What is required: List all lines of the data containing the word "переводы".

Data extract:
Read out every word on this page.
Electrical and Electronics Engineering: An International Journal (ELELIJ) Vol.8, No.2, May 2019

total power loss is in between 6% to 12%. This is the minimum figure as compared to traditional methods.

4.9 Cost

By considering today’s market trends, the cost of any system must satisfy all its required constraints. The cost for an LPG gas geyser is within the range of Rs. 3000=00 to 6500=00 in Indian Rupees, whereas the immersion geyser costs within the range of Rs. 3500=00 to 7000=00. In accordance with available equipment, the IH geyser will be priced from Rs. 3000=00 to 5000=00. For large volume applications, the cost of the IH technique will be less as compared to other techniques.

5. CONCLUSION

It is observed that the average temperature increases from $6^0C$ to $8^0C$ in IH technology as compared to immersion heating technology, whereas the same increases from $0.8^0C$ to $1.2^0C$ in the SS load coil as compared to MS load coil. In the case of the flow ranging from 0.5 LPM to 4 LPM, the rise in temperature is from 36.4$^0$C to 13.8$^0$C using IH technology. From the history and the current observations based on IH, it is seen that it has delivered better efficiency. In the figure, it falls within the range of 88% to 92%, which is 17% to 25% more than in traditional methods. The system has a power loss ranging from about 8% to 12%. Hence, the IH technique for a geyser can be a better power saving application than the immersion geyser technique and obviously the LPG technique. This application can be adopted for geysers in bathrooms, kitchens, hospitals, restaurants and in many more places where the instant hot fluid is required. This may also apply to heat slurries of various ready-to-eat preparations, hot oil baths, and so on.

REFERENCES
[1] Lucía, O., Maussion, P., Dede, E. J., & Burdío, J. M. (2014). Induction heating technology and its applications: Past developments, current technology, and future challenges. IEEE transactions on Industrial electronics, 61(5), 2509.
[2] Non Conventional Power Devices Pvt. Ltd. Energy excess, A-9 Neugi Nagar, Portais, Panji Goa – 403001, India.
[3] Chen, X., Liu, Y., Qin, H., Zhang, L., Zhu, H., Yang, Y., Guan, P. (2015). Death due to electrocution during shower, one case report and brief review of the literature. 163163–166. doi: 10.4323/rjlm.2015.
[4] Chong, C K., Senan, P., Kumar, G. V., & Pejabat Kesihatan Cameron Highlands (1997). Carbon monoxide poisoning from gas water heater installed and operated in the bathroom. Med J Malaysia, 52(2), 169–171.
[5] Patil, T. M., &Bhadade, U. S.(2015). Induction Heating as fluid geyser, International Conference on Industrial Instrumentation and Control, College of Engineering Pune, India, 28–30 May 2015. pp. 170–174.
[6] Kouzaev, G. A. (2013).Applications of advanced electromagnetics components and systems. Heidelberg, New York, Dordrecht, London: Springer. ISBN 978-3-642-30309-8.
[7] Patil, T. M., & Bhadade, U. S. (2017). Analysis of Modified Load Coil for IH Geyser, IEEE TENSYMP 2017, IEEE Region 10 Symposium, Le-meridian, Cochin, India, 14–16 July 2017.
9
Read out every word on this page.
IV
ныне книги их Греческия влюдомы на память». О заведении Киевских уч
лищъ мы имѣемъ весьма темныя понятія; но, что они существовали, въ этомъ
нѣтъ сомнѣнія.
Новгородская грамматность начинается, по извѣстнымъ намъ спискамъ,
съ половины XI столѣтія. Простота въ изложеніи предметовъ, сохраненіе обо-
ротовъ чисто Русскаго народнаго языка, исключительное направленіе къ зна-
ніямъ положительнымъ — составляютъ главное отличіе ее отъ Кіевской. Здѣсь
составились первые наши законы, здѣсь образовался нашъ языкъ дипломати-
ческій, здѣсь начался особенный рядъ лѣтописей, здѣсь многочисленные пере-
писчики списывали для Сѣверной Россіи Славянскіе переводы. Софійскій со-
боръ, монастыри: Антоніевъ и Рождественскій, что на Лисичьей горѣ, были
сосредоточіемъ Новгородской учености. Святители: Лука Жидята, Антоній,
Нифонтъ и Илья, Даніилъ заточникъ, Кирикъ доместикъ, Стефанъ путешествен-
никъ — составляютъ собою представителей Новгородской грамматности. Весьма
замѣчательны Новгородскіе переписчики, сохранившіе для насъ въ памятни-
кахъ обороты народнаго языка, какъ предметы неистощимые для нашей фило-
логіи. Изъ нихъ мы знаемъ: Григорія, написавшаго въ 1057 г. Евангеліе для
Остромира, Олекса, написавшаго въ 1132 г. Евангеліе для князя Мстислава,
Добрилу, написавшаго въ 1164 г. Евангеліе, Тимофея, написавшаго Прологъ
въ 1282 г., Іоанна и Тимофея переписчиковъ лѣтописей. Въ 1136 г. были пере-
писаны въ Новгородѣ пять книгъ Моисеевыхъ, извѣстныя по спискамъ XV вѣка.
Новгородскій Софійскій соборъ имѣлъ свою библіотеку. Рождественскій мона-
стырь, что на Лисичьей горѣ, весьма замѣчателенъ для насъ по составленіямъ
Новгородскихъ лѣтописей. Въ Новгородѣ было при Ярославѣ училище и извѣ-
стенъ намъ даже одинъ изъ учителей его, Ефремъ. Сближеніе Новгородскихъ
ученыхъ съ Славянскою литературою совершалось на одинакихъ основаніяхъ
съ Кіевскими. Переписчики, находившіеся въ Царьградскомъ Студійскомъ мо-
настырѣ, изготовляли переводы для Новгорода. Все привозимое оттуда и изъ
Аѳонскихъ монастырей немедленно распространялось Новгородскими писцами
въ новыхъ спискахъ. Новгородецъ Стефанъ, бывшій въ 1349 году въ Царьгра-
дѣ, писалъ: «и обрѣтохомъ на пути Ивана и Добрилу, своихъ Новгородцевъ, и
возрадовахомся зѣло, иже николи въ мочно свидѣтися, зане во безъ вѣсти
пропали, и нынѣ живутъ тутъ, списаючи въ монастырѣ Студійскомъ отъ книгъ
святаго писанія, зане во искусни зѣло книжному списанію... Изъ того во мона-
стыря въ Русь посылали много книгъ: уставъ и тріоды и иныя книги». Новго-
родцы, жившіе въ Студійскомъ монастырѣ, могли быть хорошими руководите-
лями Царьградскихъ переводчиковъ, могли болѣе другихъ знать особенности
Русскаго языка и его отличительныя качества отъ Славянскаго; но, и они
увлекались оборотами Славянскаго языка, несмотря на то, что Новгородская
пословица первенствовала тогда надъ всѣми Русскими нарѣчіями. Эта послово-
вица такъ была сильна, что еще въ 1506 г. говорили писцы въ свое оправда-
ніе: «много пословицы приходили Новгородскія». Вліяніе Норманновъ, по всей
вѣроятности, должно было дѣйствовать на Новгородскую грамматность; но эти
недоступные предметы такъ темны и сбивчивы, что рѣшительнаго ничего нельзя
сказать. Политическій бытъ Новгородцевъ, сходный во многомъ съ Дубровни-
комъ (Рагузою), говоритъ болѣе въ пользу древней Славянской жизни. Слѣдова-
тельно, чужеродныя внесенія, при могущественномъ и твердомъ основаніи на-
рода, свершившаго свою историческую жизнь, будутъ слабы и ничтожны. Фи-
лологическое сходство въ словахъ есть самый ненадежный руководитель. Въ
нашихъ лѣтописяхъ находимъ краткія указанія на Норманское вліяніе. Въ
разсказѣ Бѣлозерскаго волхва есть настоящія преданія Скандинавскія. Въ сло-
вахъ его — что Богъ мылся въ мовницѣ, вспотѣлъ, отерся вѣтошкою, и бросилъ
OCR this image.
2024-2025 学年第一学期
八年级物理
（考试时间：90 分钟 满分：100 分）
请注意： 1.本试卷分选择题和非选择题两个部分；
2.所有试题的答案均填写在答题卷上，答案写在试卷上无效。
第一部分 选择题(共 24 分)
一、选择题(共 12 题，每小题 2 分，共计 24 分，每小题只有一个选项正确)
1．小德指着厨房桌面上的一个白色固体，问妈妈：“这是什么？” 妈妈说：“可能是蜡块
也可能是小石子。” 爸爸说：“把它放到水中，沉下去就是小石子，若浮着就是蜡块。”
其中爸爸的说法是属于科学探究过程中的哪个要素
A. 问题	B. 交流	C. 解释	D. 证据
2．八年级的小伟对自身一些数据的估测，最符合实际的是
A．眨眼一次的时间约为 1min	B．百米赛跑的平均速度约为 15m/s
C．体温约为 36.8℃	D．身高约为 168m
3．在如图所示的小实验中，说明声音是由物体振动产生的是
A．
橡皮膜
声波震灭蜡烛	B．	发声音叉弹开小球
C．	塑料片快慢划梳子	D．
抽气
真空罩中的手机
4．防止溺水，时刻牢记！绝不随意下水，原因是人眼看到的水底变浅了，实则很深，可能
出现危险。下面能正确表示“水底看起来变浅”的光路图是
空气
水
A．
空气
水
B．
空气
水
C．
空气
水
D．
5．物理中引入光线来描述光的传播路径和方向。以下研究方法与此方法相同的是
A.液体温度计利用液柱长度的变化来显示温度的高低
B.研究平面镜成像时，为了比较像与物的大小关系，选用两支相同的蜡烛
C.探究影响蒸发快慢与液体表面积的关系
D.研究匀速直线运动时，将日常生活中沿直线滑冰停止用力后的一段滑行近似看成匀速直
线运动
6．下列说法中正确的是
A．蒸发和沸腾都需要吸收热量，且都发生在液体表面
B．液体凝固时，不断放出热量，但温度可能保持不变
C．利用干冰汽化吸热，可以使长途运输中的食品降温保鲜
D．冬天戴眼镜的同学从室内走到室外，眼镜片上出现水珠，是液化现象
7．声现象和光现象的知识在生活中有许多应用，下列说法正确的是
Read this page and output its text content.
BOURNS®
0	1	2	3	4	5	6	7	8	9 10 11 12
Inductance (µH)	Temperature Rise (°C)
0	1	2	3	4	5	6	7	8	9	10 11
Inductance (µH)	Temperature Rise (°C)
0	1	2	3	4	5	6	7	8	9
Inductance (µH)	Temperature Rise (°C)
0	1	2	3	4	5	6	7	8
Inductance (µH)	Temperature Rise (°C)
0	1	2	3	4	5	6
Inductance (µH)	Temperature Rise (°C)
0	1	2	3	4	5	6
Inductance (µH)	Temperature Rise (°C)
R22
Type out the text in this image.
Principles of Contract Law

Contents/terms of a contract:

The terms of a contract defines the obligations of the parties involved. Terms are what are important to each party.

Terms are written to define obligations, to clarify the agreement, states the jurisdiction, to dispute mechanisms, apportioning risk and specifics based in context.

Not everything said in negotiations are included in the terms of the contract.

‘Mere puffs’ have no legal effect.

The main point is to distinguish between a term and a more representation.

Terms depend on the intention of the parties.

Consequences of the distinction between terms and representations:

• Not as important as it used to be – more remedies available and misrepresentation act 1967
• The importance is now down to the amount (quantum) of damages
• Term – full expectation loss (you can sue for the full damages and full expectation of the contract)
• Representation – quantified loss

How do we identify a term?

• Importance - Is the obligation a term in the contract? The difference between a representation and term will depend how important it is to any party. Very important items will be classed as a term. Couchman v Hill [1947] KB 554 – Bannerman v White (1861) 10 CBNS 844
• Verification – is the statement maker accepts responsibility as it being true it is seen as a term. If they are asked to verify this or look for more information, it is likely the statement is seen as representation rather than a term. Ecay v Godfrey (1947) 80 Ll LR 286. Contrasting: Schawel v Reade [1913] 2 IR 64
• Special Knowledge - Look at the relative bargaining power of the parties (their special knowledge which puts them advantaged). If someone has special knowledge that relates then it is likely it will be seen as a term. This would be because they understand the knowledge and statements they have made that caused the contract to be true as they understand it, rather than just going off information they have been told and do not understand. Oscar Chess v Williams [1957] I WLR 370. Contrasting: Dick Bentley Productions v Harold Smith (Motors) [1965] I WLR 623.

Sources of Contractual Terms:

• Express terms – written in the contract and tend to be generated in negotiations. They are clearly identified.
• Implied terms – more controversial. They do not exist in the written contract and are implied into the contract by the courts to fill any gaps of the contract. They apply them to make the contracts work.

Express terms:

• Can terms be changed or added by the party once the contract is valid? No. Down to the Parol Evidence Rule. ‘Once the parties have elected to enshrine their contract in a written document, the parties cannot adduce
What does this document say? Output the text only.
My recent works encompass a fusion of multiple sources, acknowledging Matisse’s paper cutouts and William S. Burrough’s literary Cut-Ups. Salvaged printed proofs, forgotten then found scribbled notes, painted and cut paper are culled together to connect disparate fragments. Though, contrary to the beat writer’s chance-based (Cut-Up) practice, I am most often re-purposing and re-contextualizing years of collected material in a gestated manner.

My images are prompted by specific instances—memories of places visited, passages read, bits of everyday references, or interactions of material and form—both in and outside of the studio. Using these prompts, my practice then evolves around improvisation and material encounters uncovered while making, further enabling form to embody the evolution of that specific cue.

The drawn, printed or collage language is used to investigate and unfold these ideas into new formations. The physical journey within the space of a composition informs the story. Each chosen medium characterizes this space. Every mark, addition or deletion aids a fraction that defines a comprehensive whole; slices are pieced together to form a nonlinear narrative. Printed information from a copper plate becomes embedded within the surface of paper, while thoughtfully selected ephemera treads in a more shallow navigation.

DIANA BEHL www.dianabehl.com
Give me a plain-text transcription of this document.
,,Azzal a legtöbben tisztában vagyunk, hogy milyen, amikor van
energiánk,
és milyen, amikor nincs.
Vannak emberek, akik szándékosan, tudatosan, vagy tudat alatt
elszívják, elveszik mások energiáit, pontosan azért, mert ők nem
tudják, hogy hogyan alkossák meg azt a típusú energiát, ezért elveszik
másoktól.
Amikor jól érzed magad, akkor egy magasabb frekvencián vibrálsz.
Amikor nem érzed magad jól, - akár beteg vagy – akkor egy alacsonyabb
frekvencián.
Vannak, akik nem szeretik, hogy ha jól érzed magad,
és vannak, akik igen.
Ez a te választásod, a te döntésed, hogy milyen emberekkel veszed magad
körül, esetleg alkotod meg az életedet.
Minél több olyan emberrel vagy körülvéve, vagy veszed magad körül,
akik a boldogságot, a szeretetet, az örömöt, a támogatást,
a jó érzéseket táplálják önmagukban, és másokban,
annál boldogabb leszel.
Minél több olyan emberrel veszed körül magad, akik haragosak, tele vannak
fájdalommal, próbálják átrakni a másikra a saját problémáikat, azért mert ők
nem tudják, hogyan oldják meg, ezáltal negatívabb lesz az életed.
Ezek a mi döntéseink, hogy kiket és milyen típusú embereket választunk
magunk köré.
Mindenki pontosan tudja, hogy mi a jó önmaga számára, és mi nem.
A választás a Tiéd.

Completed task:
писчики списывали для Сѣверной Россіи Славянскіе переводы. Софійскій со-
настырѣ, изготовляли переводы для Новгорода. Все привозимое оттуда и изъ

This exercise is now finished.